#### Exercise aim
Transcribe the listing exactly, leaving out every picture.

Collected data entries:
§

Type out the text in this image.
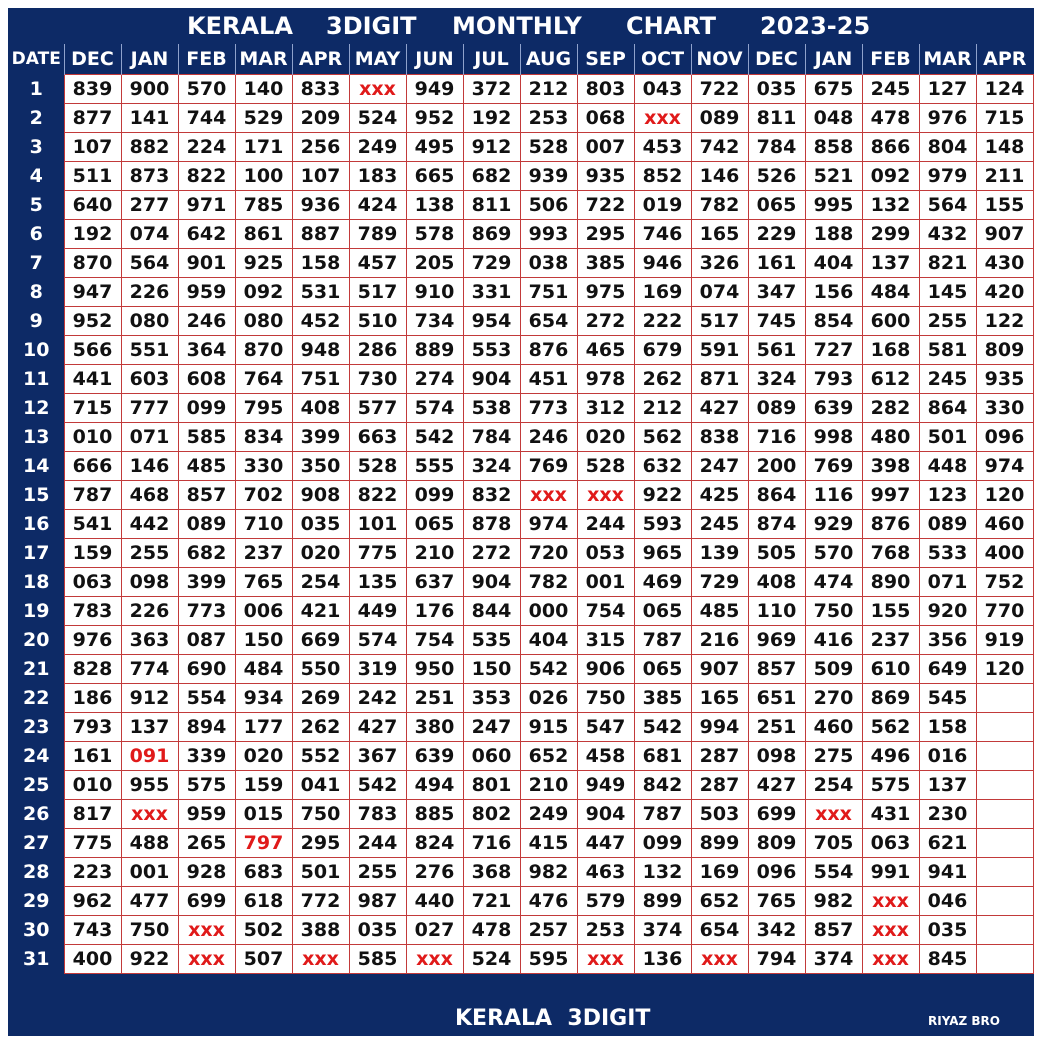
KERALA 3DIGIT MONTHLY CHART 2023-25
DATE	DEC	JAN	FEB	MAR	APR	MAY	JUN	JUL	AUG	SEP	OCT	NOV	DEC	JAN	FEB	MAR	APR
1	839	900	570	140	833	xxx	949	372	212	803	043	722	035	675	245	127	124
2	877	141	744	529	209	524	952	192	253	068	xxx	089	811	048	478	976	715
3	107	882	224	171	256	249	495	912	528	007	453	742	784	858	866	804	148
4	511	873	822	100	107	183	665	682	939	935	852	146	526	521	092	979	211
5	640	277	971	785	936	424	138	811	506	722	019	782	065	995	132	564	155
6	192	074	642	861	887	789	578	869	993	295	746	165	229	188	299	432	907
7	870	564	901	925	158	457	205	729	038	385	946	326	161	404	137	821	430
8	947	226	959	092	531	517	910	331	751	975	169	074	347	156	484	145	420
9	952	080	246	080	452	510	734	954	654	272	222	517	745	854	600	255	122
10	566	551	364	870	948	286	889	553	876	465	679	591	561	727	168	581	809
11	441	603	608	764	751	730	274	904	451	978	262	871	324	793	612	245	935
12	715	777	099	795	408	577	574	538	773	312	212	427	089	639	282	864	330
13	010	071	585	834	399	663	542	784	246	020	562	838	716	998	480	501	096
14	666	146	485	330	350	528	555	324	769	528	632	247	200	769	398	448	974
15	787	468	857	702	908	822	099	832	xxx	xxx	922	425	864	116	997	123	120
16	541	442	089	710	035	101	065	878	974	244	593	245	874	929	876	089	460
17	159	255	682	237	020	775	210	272	720	053	965	139	505	570	768	533	400
18	063	098	399	765	254	135	637	904	782	001	469	729	408	474	890	071	752
19	783	226	773	006	421	449	176	844	000	754	065	485	110	750	155	920	770
20	976	363	087	150	669	574	754	535	404	315	787	216	969	416	237	356	919
21	828	774	690	484	550	319	950	150	542	906	065	907	857	509	610	649	120
22	186	912	554	934	269	242	251	353	026	750	385	165	651	270	869	545	
23	793	137	894	177	262	427	380	247	915	547	542	994	251	460	562	158	
24	161	091	339	020	552	367	639	060	652	458	681	287	098	275	496	016	
25	010	955	575	159	041	542	494	801	210	949	842	287	427	254	575	137	
26	817	xxx	959	015	750	783	885	802	249	904	787	503	699	xxx	431	230	
27	775	488	265	797	295	244	824	716	415	447	099	899	809	705	063	621	
28	223	001	928	683	501	255	276	368	982	463	132	169	096	554	991	941	
29	962	477	699	618	772	987	440	721	476	579	899	652	765	982	xxx	046	
30	743	750	xxx	502	388	035	027	478	257	253	374	654	342	857	xxx	035	
31	400	922	xxx	507	xxx	585	xxx	524	595	xxx	136	xxx	794	374	xxx	845	
KERALA  3DIGIT	RIYAZ BRO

§

#### Exercise result
Type out the text in this image.
KERALA 3DIGIT MONTHLY CHART 2023-25
DATE	DEC	JAN	FEB	MAR	APR	MAY	JUN	JUL	AUG	SEP	OCT	NOV	DEC	JAN	FEB	MAR	APR
1	839	900	570	140	833	xxx	949	372	212	803	043	722	035	675	245	127	124
2	877	141	744	529	209	524	952	192	253	068	xxx	089	811	048	478	976	715
3	107	882	224	171	256	249	495	912	528	007	453	742	784	858	866	804	148
4	511	873	822	100	107	183	665	682	939	935	852	146	526	521	092	979	211
5	640	277	971	785	936	424	138	811	506	722	019	782	065	995	132	564	155
6	192	074	642	861	887	789	578	869	993	295	746	165	229	188	299	432	907
7	870	564	901	925	158	457	205	729	038	385	946	326	161	404	137	821	430
8	947	226	959	092	531	517	910	331	751	975	169	074	347	156	484	145	420
9	952	080	246	080	452	510	734	954	654	272	222	517	745	854	600	255	122
10	566	551	364	870	948	286	889	553	876	465	679	591	561	727	168	581	809
11	441	603	608	764	751	730	274	904	451	978	262	871	324	793	612	245	935
12	715	777	099	795	408	577	574	538	773	312	212	427	089	639	282	864	330
13	010	071	585	834	399	663	542	784	246	020	562	838	716	998	480	501	096
14	666	146	485	330	350	528	555	324	769	528	632	247	200	769	398	448	974
15	787	468	857	702	908	822	099	832	xxx	xxx	922	425	864	116	997	123	120
16	541	442	089	710	035	101	065	878	974	244	593	245	874	929	876	089	460
17	159	255	682	237	020	775	210	272	720	053	965	139	505	570	768	533	400
18	063	098	399	765	254	135	637	904	782	001	469	729	408	474	890	071	752
19	783	226	773	006	421	449	176	844	000	754	065	485	110	750	155	920	770
20	976	363	087	150	669	574	754	535	404	315	787	216	969	416	237	356	919
21	828	774	690	484	550	319	950	150	542	906	065	907	857	509	610	649	120
22	186	912	554	934	269	242	251	353	026	750	385	165	651	270	869	545	
23	793	137	894	177	262	427	380	247	915	547	542	994	251	460	562	158	
24	161	091	339	020	552	367	639	060	652	458	681	287	098	275	496	016	
25	010	955	575	159	041	542	494	801	210	949	842	287	427	254	575	137	
26	817	xxx	959	015	750	783	885	802	249	904	787	503	699	xxx	431	230	
27	775	488	265	797	295	244	824	716	415	447	099	899	809	705	063	621	
28	223	001	928	683	501	255	276	368	982	463	132	169	096	554	991	941	
29	962	477	699	618	772	987	440	721	476	579	899	652	765	982	xxx	046	
30	743	750	xxx	502	388	035	027	478	257	253	374	654	342	857	xxx	035	
31	400	922	xxx	507	xxx	585	xxx	524	595	xxx	136	xxx	794	374	xxx	845	
KERALA  3DIGIT	RIYAZ BRO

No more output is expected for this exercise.